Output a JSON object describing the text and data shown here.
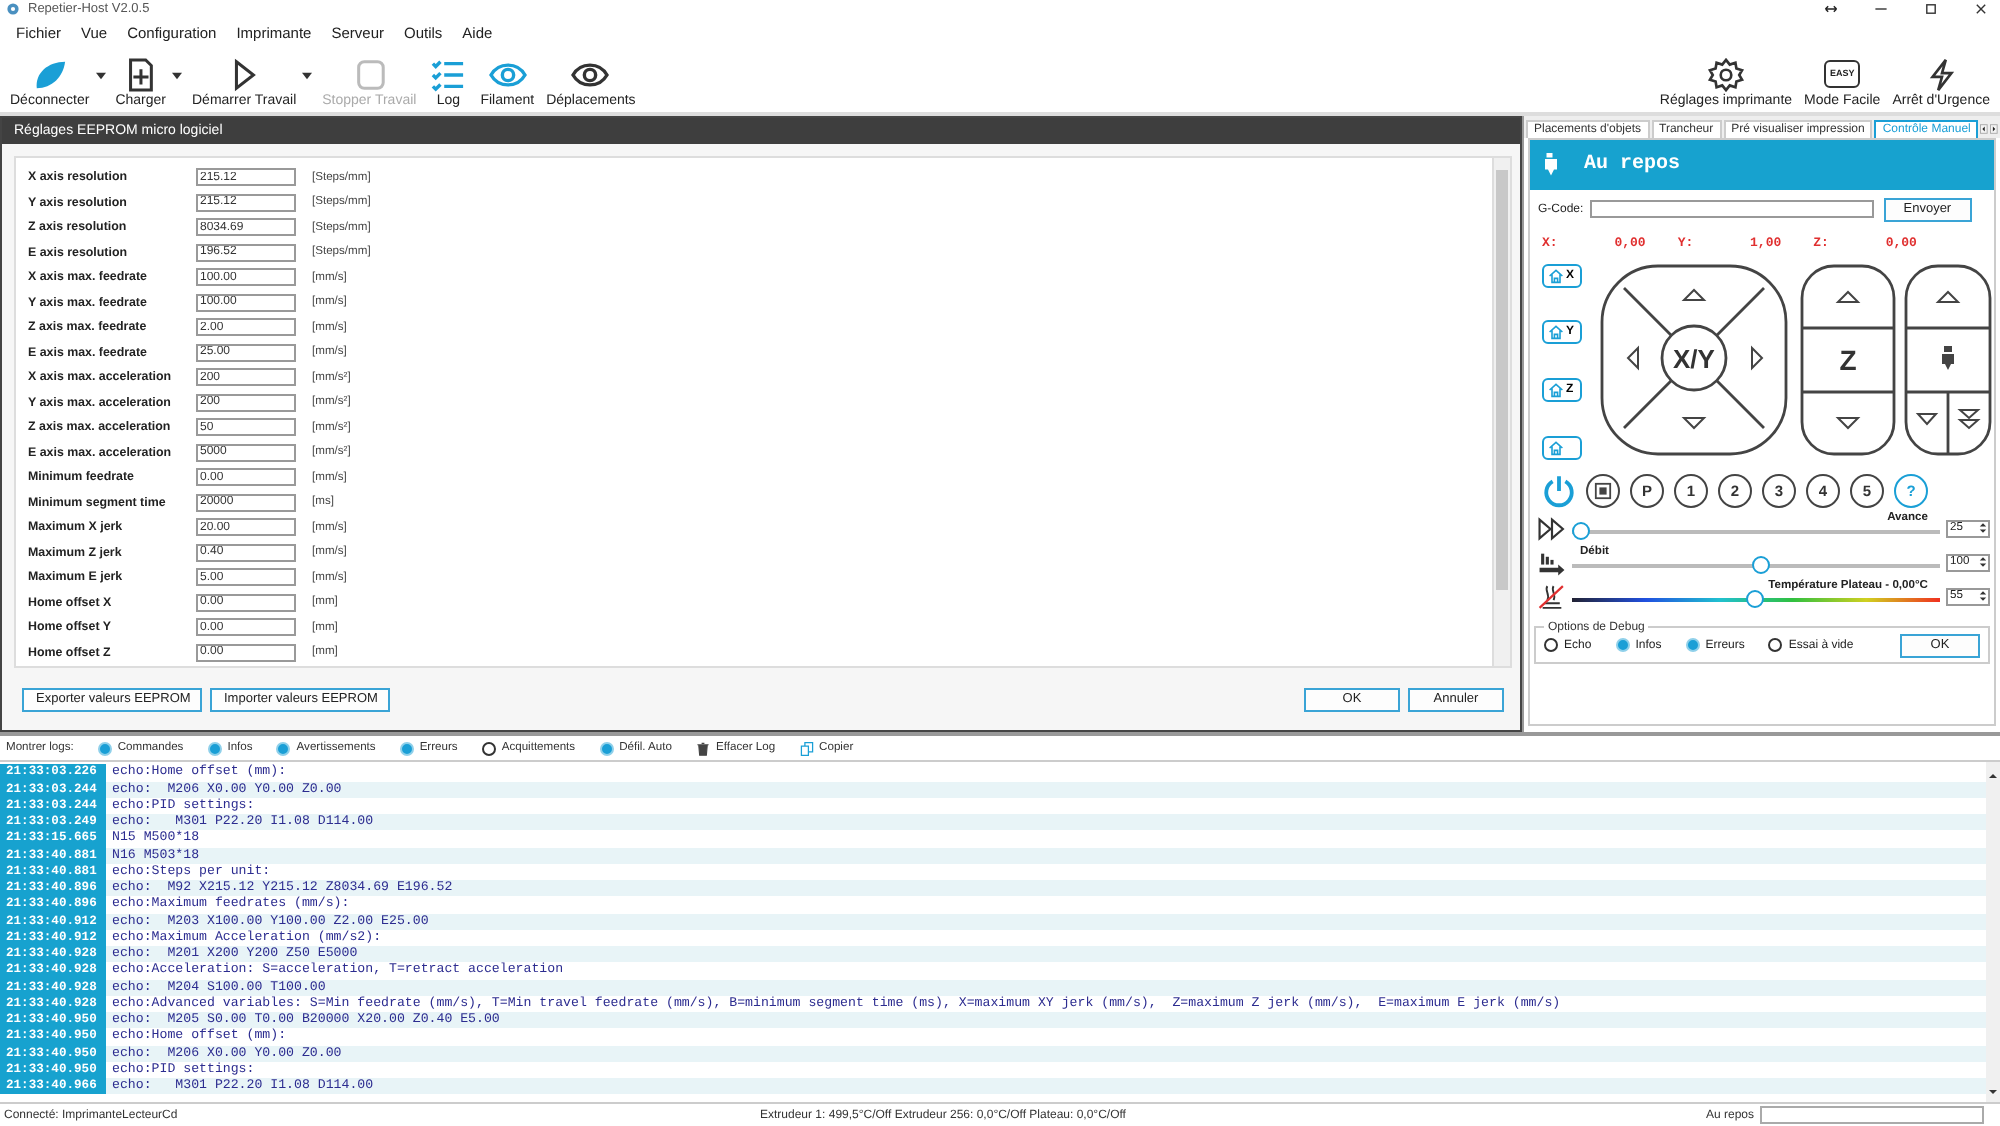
{
  "window": {
    "title": "Repetier-Host V2.0.5"
  },
  "menu": [
    "Fichier",
    "Vue",
    "Configuration",
    "Imprimante",
    "Serveur",
    "Outils",
    "Aide"
  ],
  "toolbar": [
    {
      "label": "Déconnecter",
      "kind": "connect",
      "disabled": false,
      "dropdown": true
    },
    {
      "label": "Charger",
      "kind": "load",
      "disabled": false,
      "dropdown": true
    },
    {
      "label": "Démarrer Travail",
      "kind": "start",
      "disabled": false,
      "dropdown": true
    },
    {
      "label": "Stopper Travail",
      "kind": "stop",
      "disabled": true
    },
    {
      "label": "Log",
      "kind": "log",
      "disabled": false
    },
    {
      "label": "Filament",
      "kind": "filament",
      "disabled": false
    },
    {
      "label": "Déplacements",
      "kind": "moves",
      "disabled": false
    }
  ],
  "toolbar_right": [
    {
      "label": "Réglages imprimante",
      "kind": "settings"
    },
    {
      "label": "Mode Facile",
      "kind": "easy",
      "icon_text": "EASY"
    },
    {
      "label": "Arrêt d'Urgence",
      "kind": "emergency"
    }
  ],
  "eeprom": {
    "title": "Réglages EEPROM micro logiciel",
    "rows": [
      {
        "label": "X axis resolution",
        "value": "215.12",
        "unit": "[Steps/mm]"
      },
      {
        "label": "Y axis resolution",
        "value": "215.12",
        "unit": "[Steps/mm]"
      },
      {
        "label": "Z axis resolution",
        "value": "8034.69",
        "unit": "[Steps/mm]"
      },
      {
        "label": "E axis resolution",
        "value": "196.52",
        "unit": "[Steps/mm]"
      },
      {
        "label": "X axis max. feedrate",
        "value": "100.00",
        "unit": "[mm/s]"
      },
      {
        "label": "Y axis max. feedrate",
        "value": "100.00",
        "unit": "[mm/s]"
      },
      {
        "label": "Z axis max. feedrate",
        "value": "2.00",
        "unit": "[mm/s]"
      },
      {
        "label": "E axis max. feedrate",
        "value": "25.00",
        "unit": "[mm/s]"
      },
      {
        "label": "X axis max. acceleration",
        "value": "200",
        "unit": "[mm/s²]"
      },
      {
        "label": "Y axis max. acceleration",
        "value": "200",
        "unit": "[mm/s²]"
      },
      {
        "label": "Z axis max. acceleration",
        "value": "50",
        "unit": "[mm/s²]"
      },
      {
        "label": "E axis max. acceleration",
        "value": "5000",
        "unit": "[mm/s²]"
      },
      {
        "label": "Minimum feedrate",
        "value": "0.00",
        "unit": "[mm/s]"
      },
      {
        "label": "Minimum segment time",
        "value": "20000",
        "unit": "[ms]"
      },
      {
        "label": "Maximum X jerk",
        "value": "20.00",
        "unit": "[mm/s]"
      },
      {
        "label": "Maximum Z jerk",
        "value": "0.40",
        "unit": "[mm/s]"
      },
      {
        "label": "Maximum E jerk",
        "value": "5.00",
        "unit": "[mm/s]"
      },
      {
        "label": "Home offset X",
        "value": "0.00",
        "unit": "[mm]"
      },
      {
        "label": "Home offset Y",
        "value": "0.00",
        "unit": "[mm]"
      },
      {
        "label": "Home offset Z",
        "value": "0.00",
        "unit": "[mm]"
      }
    ],
    "buttons_left": [
      "Exporter valeurs EEPROM",
      "Importer valeurs EEPROM"
    ],
    "buttons_right": [
      "OK",
      "Annuler"
    ]
  },
  "manual_control": {
    "tabs": [
      {
        "label": "Placements d'objets",
        "selected": false
      },
      {
        "label": "Trancheur",
        "selected": false
      },
      {
        "label": "Pré visualiser impression",
        "selected": false
      },
      {
        "label": "Contrôle Manuel",
        "selected": true
      }
    ],
    "status": "Au repos",
    "gcode_label": "G-Code:",
    "send_button": "Envoyer",
    "coords": [
      {
        "axis": "X:",
        "value": "0,00"
      },
      {
        "axis": "Y:",
        "value": "1,00"
      },
      {
        "axis": "Z:",
        "value": "0,00"
      }
    ],
    "home_buttons": [
      {
        "kind": "axis",
        "label": "X"
      },
      {
        "kind": "axis",
        "label": "Y"
      },
      {
        "kind": "axis",
        "label": "Z"
      },
      {
        "kind": "all"
      }
    ],
    "xy_label": "X/Y",
    "z_label": "Z",
    "circle_buttons": [
      {
        "kind": "power"
      },
      {
        "kind": "stop"
      },
      {
        "kind": "label",
        "label": "P"
      },
      {
        "kind": "label",
        "label": "1"
      },
      {
        "kind": "label",
        "label": "2"
      },
      {
        "kind": "label",
        "label": "3"
      },
      {
        "kind": "label",
        "label": "4"
      },
      {
        "kind": "label",
        "label": "5"
      },
      {
        "kind": "help",
        "label": "?"
      }
    ],
    "sliders": [
      {
        "kind": "speed",
        "label": "Avance",
        "level": 0.0,
        "reading": "25"
      },
      {
        "kind": "flow",
        "label": "Débit",
        "level": 0.52,
        "reading": "100"
      },
      {
        "kind": "temp",
        "label": "Température Plateau - 0,00°C",
        "level": 0.5,
        "reading": "55"
      }
    ],
    "debug": {
      "title": "Options de Debug",
      "options": [
        {
          "label": "Echo",
          "checked": false
        },
        {
          "label": "Infos",
          "checked": true
        },
        {
          "label": "Erreurs",
          "checked": true
        },
        {
          "label": "Essai à vide",
          "checked": false
        }
      ],
      "ok": "OK"
    }
  },
  "log": {
    "filter_label": "Montrer logs:",
    "filters": [
      {
        "label": "Commandes",
        "checked": true
      },
      {
        "label": "Infos",
        "checked": true
      },
      {
        "label": "Avertissements",
        "checked": true
      },
      {
        "label": "Erreurs",
        "checked": true
      },
      {
        "label": "Acquittements",
        "checked": false
      },
      {
        "label": "Défil. Auto",
        "checked": true
      }
    ],
    "actions": [
      {
        "label": "Effacer Log",
        "kind": "clear"
      },
      {
        "label": "Copier",
        "kind": "copy"
      }
    ],
    "rows": [
      {
        "time": "21:33:03.226",
        "text": "echo:Home offset (mm):"
      },
      {
        "time": "21:33:03.244",
        "text": "echo:  M206 X0.00 Y0.00 Z0.00"
      },
      {
        "time": "21:33:03.244",
        "text": "echo:PID settings:"
      },
      {
        "time": "21:33:03.249",
        "text": "echo:   M301 P22.20 I1.08 D114.00"
      },
      {
        "time": "21:33:15.665",
        "text": "N15 M500*18"
      },
      {
        "time": "21:33:40.881",
        "text": "N16 M503*18"
      },
      {
        "time": "21:33:40.881",
        "text": "echo:Steps per unit:"
      },
      {
        "time": "21:33:40.896",
        "text": "echo:  M92 X215.12 Y215.12 Z8034.69 E196.52"
      },
      {
        "time": "21:33:40.896",
        "text": "echo:Maximum feedrates (mm/s):"
      },
      {
        "time": "21:33:40.912",
        "text": "echo:  M203 X100.00 Y100.00 Z2.00 E25.00"
      },
      {
        "time": "21:33:40.912",
        "text": "echo:Maximum Acceleration (mm/s2):"
      },
      {
        "time": "21:33:40.928",
        "text": "echo:  M201 X200 Y200 Z50 E5000"
      },
      {
        "time": "21:33:40.928",
        "text": "echo:Acceleration: S=acceleration, T=retract acceleration"
      },
      {
        "time": "21:33:40.928",
        "text": "echo:  M204 S100.00 T100.00"
      },
      {
        "time": "21:33:40.928",
        "text": "echo:Advanced variables: S=Min feedrate (mm/s), T=Min travel feedrate (mm/s), B=minimum segment time (ms), X=maximum XY jerk (mm/s),  Z=maximum Z jerk (mm/s),  E=maximum E jerk (mm/s)"
      },
      {
        "time": "21:33:40.950",
        "text": "echo:  M205 S0.00 T0.00 B20000 X20.00 Z0.40 E5.00"
      },
      {
        "time": "21:33:40.950",
        "text": "echo:Home offset (mm):"
      },
      {
        "time": "21:33:40.950",
        "text": "echo:  M206 X0.00 Y0.00 Z0.00"
      },
      {
        "time": "21:33:40.950",
        "text": "echo:PID settings:"
      },
      {
        "time": "21:33:40.966",
        "text": "echo:   M301 P22.20 I1.08 D114.00"
      }
    ]
  },
  "status_bar": {
    "connection": "Connecté: ImprimanteLecteurCd",
    "temperatures": "Extrudeur 1: 499,5°C/Off Extrudeur 256: 0,0°C/Off Plateau: 0,0°C/Off",
    "state": "Au repos"
  }
}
■ ■ ■ ■
» **Task to complete**: Working from the entries above, return all lines that contain "valeurs".

» **Output**:
      "Exporter valeurs EEPROM",
      "Importer valeurs EEPROM"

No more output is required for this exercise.